— START —
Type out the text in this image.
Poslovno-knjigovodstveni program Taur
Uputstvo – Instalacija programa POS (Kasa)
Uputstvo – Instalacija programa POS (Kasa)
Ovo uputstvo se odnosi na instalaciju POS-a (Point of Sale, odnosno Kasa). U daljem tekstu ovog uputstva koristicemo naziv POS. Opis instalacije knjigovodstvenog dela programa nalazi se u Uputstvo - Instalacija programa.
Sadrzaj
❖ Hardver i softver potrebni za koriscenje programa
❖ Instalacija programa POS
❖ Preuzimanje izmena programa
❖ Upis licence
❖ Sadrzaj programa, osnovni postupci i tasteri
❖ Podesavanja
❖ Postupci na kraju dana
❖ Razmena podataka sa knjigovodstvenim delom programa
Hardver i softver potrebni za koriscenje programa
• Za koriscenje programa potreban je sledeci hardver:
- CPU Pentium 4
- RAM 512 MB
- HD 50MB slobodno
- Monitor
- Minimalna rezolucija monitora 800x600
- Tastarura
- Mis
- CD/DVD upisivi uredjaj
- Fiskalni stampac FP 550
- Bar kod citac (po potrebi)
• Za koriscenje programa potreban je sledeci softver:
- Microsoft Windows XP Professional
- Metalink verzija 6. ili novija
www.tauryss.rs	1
— END —
** WHAT NEEDS TO BE DONE **
Your task is to output the full set of records exactly as presented.

** FINAL RESULT **
Type out the text in this image.
Poslovno-knjigovodstveni program Taur
Uputstvo – Instalacija programa POS (Kasa)
Uputstvo – Instalacija programa POS (Kasa)
Ovo uputstvo se odnosi na instalaciju POS-a (Point of Sale, odnosno Kasa). U daljem tekstu ovog uputstva koristicemo naziv POS. Opis instalacije knjigovodstvenog dela programa nalazi se u Uputstvo - Instalacija programa.
Sadrzaj
❖ Hardver i softver potrebni za koriscenje programa
❖ Instalacija programa POS
❖ Preuzimanje izmena programa
❖ Upis licence
❖ Sadrzaj programa, osnovni postupci i tasteri
❖ Podesavanja
❖ Postupci na kraju dana
❖ Razmena podataka sa knjigovodstvenim delom programa
Hardver i softver potrebni za koriscenje programa
• Za koriscenje programa potreban je sledeci hardver:
- CPU Pentium 4
- RAM 512 MB
- HD 50MB slobodno
- Monitor
- Minimalna rezolucija monitora 800x600
- Tastarura
- Mis
- CD/DVD upisivi uredjaj
- Fiskalni stampac FP 550
- Bar kod citac (po potrebi)
• Za koriscenje programa potreban je sledeci softver:
- Microsoft Windows XP Professional
- Metalink verzija 6. ili novija
www.tauryss.rs	1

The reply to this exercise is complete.